**所给文本**

-------

更新prometheus-config.yaml配置

curl -XPOST http://prometheus.ikubernetes.cloud/-/reload

打开Prometheus的Target页面,可以看到上面定义的blackbox-k8s-service-dns任务

grafana页面,可以使用probe_success 和probe_duration_seconds等来检测历史结果

3、ICMP监控

    - job_name: icmp-status
      metrics_path: /probe
      params:
        module: [icmp]
      static_configs:
      - targets:
        - 192.168.1.232
        labels:
          group: icmp
      relabel_configs:
      - source_labels: [__address__]
        target_label: __param_target
      - source_labels: [__param_target]
        target_label: instance
      - target_label: __address__
        replacement: blackbox-exporter.monitor:9115

按上面方法加载Prometheus,打开Prometheus的target页面,可以看到上面定义的任务

curl -XPOST http://prometheus.ikubernetes.cloud/-/reload

4、HTTP监控(K8S内部发现方法)

4.1 自定义发现Service 监控端口和路径

可以如下设置

    - job_name: 'kubernetes-services'
      metrics_path: /probe
      params:
        module:		## 使用HTTP_GET_2xx与HTTP_GET_3XX模块
        - "http_get_2xx"
        - "http_get_3xx"
      kubernetes_sd_configs:		## 使用Kubernetes动态服务发现,且使用Service类型的发现
      - role: service
      relabel_configs:		## 设置只监测Kubernetes Service中Annotation里配置了注解prometheus.io/http_probe: true的service
      - action: keep
        source_labels: [__meta_kubernetes_service_annotation_prometheus_io_http_probe]
        regex: "true"
      - action: replace
        source_labels: 
        - "__meta_kubernetes_service_name"
        - "__meta_kubernetes_namespace"
        - "__meta_kubernetes_service_annotation_prometheus_io_http_probe_port"
        - "__meta_kubernetes_service_annotation_prometheus_io_http_probe_path"
        target_label: __param_target
        regex: (.+);(.+);(.+);(.+)
        replacement: $1.$2:$3$4
      - target_label: __address__
        replacement: blackbox-exporter.monitor:9115		## BlackBox Exporter 的 Service 地址
      - source_labels: [__param_target]
        target_label: instance
      - action: labelmap
        regex: __meta_kubernetes_service_label_(.+)

-------

**清单摘录**
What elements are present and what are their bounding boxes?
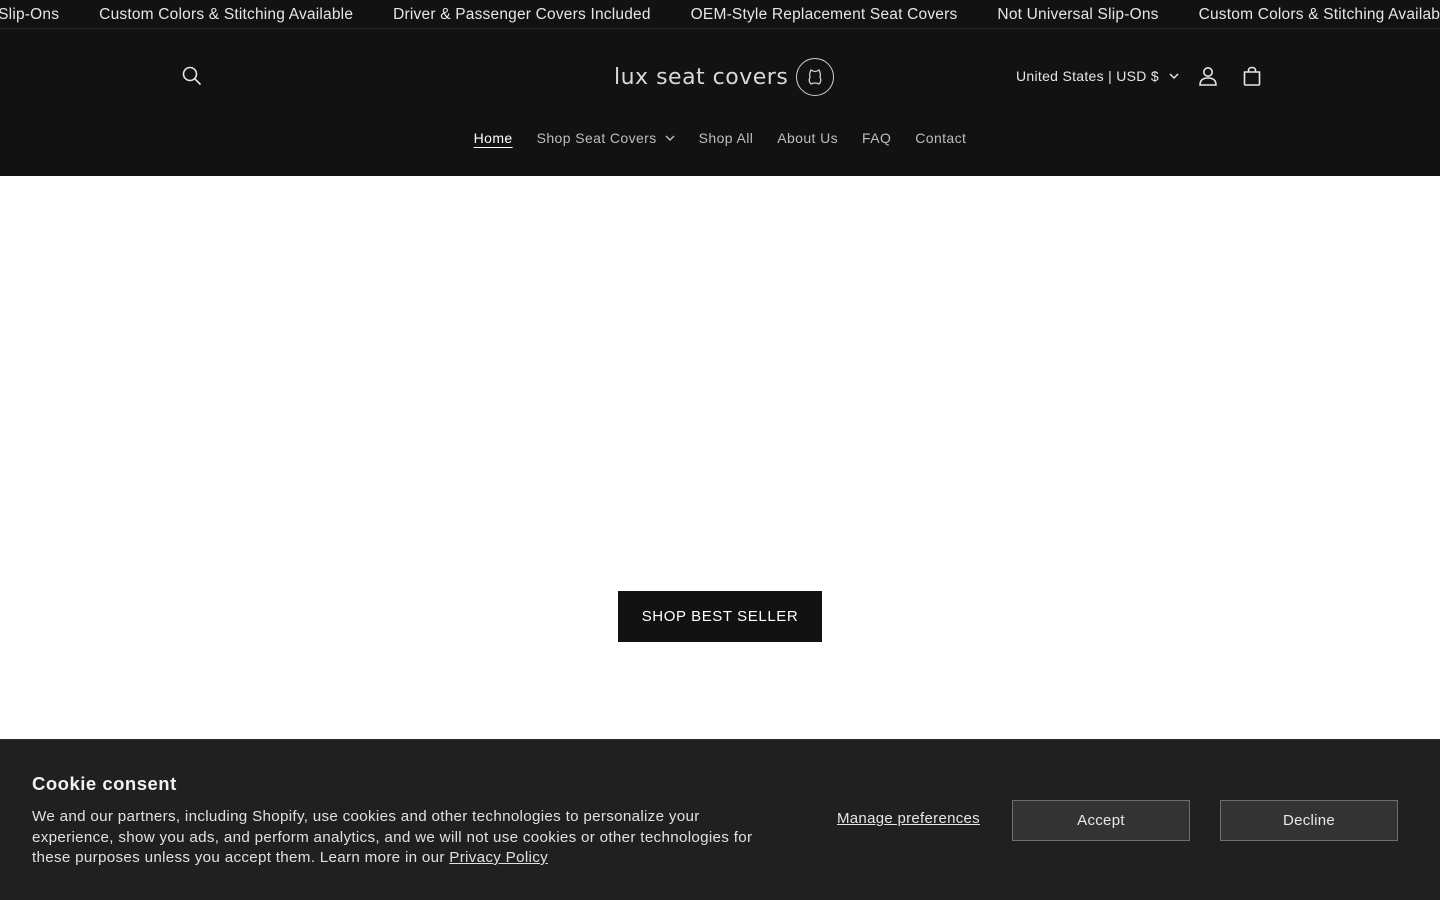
- nav-item-contact[interactable]: Contact: [903, 130, 978, 146]
- announcement-item: OEM-Style Replacement Seat Covers: [690, 5, 958, 23]
- announcement-item: Not Universal Slip-Ons: [0, 5, 60, 23]
- nav-item-about-us[interactable]: About Us: [765, 130, 850, 146]
- announcement-item: Custom Colors & Stitching Available: [99, 5, 354, 23]
- announcement-track: Not Universal Slip-Ons Custom Colors & S…: [0, 0, 1440, 28]
- nav-item-faq[interactable]: FAQ: [850, 130, 903, 146]
- search-icon: [182, 66, 202, 86]
- chevron-down-icon: [1169, 72, 1179, 79]
- nav-item-label: Shop Seat Covers: [536, 130, 657, 146]
- site-header: lux seat covers United States | USD $ Ho…: [0, 29, 1440, 176]
- nav-item-home[interactable]: Home: [462, 130, 525, 146]
- manage-preferences-link[interactable]: Manage preferences: [837, 810, 980, 827]
- cookie-consent-banner: Cookie consent We and our partners, incl…: [0, 739, 1440, 900]
- logo-badge-icon: [796, 58, 835, 96]
- header-top-row: lux seat covers United States | USD $: [0, 29, 1440, 123]
- logo-text: lux seat covers: [614, 64, 789, 90]
- shop-best-seller-button[interactable]: SHOP BEST SELLER: [618, 591, 822, 642]
- currency-selector[interactable]: United States | USD $: [1016, 62, 1179, 90]
- chevron-down-icon: [665, 134, 675, 141]
- privacy-policy-link[interactable]: Privacy Policy: [449, 849, 548, 866]
- site-logo[interactable]: lux seat covers: [614, 55, 835, 99]
- bag-icon: [1243, 66, 1261, 86]
- account-button[interactable]: [1186, 54, 1230, 98]
- cookie-body: We and our partners, including Shopify, …: [32, 807, 772, 869]
- announcement-item: Driver & Passenger Covers Included: [393, 5, 651, 23]
- cookie-title: Cookie consent: [32, 773, 177, 794]
- hero-section: SHOP BEST SELLER: [0, 176, 1440, 739]
- decline-button[interactable]: Decline: [1220, 800, 1398, 841]
- currency-label: United States | USD $: [1016, 68, 1159, 84]
- nav-item-shop-seat-covers[interactable]: Shop Seat Covers: [525, 130, 687, 146]
- cart-button[interactable]: [1230, 54, 1274, 98]
- accept-button[interactable]: Accept: [1012, 800, 1190, 841]
- user-icon: [1199, 67, 1217, 86]
- announcement-item: Not Universal Slip-Ons: [997, 5, 1159, 23]
- announcement-item: Custom Colors & Stitching Available: [1198, 5, 1440, 23]
- search-button[interactable]: [170, 54, 214, 98]
- main-nav: Home Shop Seat Covers Shop All About Us …: [0, 123, 1440, 153]
- cookie-body-text: We and our partners, including Shopify, …: [32, 808, 753, 866]
- nav-item-shop-all[interactable]: Shop All: [687, 130, 766, 146]
- announcement-bar: Not Universal Slip-Ons Custom Colors & S…: [0, 0, 1440, 29]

-------

根据所给文本,回答下列问题:
1. ICMP监控任务icmp-status的targets中列出的地址是什么?
2. kubernetes-services任务的params中配置了哪两个模块?
3. 注释中标明的BlackBox Exporter的Service地址是什么?

**输出结果**
1. 192.168.1.232
2. http_get_2xx和http_get_3xx
3. blackbox-exporter.monitor:9115